GOAL OF THE EXERCISE> Extract exactly the range of lines bounded by the line containing "OCR this image." and the final line of the listing, both ends included, and no other lines.

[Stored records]
::::

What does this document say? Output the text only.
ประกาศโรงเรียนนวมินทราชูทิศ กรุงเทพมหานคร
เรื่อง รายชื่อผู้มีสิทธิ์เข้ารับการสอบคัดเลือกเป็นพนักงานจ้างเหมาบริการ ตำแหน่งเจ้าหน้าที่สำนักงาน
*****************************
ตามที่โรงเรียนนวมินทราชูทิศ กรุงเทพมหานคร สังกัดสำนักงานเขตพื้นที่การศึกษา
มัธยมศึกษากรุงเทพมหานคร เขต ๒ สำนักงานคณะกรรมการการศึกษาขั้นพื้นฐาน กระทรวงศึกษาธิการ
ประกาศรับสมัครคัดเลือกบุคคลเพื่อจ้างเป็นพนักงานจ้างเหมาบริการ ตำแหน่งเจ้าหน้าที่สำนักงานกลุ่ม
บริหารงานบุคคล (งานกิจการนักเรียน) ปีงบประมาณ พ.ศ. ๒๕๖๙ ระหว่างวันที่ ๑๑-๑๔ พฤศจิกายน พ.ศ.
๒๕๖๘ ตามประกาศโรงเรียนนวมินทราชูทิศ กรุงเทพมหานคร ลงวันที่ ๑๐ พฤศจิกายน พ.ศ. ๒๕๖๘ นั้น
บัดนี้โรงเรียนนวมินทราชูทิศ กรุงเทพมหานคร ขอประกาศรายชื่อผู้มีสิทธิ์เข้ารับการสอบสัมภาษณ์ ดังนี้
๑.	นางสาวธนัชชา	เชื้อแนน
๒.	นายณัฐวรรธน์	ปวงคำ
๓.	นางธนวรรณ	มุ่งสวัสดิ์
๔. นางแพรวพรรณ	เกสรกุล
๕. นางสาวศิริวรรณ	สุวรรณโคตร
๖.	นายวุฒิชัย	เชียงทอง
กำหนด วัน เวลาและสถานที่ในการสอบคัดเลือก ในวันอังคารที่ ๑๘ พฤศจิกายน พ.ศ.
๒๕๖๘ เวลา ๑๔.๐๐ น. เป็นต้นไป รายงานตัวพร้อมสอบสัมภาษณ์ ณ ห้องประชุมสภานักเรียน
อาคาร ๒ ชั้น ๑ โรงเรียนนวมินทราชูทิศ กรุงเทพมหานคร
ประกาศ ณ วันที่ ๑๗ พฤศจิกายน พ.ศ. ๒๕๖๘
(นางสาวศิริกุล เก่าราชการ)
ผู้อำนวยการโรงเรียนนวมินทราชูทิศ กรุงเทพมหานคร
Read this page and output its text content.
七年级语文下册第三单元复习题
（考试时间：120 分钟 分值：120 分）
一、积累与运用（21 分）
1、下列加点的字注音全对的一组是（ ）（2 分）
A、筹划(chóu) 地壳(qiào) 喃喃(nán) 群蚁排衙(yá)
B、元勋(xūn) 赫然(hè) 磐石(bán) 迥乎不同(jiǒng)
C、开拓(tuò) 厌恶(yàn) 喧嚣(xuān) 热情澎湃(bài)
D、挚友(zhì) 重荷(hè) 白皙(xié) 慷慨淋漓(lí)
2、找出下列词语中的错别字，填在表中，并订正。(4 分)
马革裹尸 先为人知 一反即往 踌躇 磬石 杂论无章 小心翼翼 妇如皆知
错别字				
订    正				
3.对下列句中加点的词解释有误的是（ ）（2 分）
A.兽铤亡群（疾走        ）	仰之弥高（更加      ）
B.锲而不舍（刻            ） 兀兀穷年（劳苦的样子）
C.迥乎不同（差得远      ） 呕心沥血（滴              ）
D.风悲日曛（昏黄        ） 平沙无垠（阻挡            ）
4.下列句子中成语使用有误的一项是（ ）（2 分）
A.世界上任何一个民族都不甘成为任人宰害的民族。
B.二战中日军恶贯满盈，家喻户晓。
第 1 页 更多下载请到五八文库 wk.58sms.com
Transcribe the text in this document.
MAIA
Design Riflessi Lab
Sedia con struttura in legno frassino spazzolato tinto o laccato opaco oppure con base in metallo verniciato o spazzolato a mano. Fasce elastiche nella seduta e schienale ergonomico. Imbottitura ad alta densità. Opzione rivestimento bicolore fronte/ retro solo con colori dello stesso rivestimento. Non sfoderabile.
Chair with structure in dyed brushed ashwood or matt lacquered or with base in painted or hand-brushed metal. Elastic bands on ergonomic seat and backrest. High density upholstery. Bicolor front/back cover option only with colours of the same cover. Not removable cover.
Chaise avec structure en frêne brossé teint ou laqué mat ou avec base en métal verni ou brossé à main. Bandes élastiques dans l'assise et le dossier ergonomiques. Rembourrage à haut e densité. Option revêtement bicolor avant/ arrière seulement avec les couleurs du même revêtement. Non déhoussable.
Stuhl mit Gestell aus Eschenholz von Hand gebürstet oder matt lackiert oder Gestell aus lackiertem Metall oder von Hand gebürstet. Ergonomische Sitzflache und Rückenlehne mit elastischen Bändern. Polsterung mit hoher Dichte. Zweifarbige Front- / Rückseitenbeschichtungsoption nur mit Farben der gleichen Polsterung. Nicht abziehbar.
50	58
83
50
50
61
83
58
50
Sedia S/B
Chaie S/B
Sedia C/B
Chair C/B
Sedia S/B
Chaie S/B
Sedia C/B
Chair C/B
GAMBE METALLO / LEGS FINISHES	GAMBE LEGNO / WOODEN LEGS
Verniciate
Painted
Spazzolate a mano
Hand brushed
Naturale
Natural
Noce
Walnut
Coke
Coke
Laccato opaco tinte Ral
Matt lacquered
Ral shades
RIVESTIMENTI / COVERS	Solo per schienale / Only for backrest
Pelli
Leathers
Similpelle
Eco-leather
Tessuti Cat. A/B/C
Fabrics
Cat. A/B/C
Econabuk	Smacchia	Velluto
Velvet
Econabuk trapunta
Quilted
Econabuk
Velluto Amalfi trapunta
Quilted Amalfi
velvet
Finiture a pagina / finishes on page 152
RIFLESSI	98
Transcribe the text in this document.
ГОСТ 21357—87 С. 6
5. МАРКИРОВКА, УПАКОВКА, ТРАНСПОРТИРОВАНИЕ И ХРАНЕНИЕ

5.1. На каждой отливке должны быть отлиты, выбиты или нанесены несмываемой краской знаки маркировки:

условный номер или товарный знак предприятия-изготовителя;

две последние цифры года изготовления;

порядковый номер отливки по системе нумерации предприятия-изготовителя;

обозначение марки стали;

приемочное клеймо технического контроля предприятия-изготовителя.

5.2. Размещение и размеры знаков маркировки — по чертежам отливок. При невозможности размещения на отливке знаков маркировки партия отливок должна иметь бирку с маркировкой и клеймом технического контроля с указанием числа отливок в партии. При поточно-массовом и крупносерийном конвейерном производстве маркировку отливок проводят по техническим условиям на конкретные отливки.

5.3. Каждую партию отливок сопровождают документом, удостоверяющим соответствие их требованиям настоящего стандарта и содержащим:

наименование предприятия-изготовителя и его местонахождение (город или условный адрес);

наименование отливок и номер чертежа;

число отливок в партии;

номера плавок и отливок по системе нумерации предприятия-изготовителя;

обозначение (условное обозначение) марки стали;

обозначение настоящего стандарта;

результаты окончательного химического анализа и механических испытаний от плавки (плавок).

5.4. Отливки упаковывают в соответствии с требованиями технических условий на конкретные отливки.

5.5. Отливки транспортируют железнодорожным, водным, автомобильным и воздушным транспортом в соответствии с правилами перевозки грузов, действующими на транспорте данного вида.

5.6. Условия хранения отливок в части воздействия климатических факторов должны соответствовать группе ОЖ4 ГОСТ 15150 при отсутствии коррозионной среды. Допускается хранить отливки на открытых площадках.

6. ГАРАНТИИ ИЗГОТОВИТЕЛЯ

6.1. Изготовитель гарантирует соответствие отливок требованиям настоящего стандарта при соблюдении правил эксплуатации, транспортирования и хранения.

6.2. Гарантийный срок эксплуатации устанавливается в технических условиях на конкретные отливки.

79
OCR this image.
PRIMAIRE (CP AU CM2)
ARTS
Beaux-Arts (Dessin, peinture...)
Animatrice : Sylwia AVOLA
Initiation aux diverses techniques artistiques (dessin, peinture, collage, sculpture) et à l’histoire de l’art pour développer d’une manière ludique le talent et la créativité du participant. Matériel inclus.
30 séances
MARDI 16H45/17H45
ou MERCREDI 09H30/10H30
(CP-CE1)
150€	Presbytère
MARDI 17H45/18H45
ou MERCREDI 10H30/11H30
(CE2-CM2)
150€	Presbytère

::::

OUTPUT FOR THIS EXERCISE>
OCR this image.
PRIMAIRE (CP AU CM2)
ARTS
Beaux-Arts (Dessin, peinture...)
Animatrice : Sylwia AVOLA
Initiation aux diverses techniques artistiques (dessin, peinture, collage, sculpture) et à l’histoire de l’art pour développer d’une manière ludique le talent et la créativité du participant. Matériel inclus.
30 séances
MARDI 16H45/17H45
ou MERCREDI 09H30/10H30
(CP-CE1)
150€	Presbytère
MARDI 17H45/18H45
ou MERCREDI 10H30/11H30
(CE2-CM2)
150€	Presbytère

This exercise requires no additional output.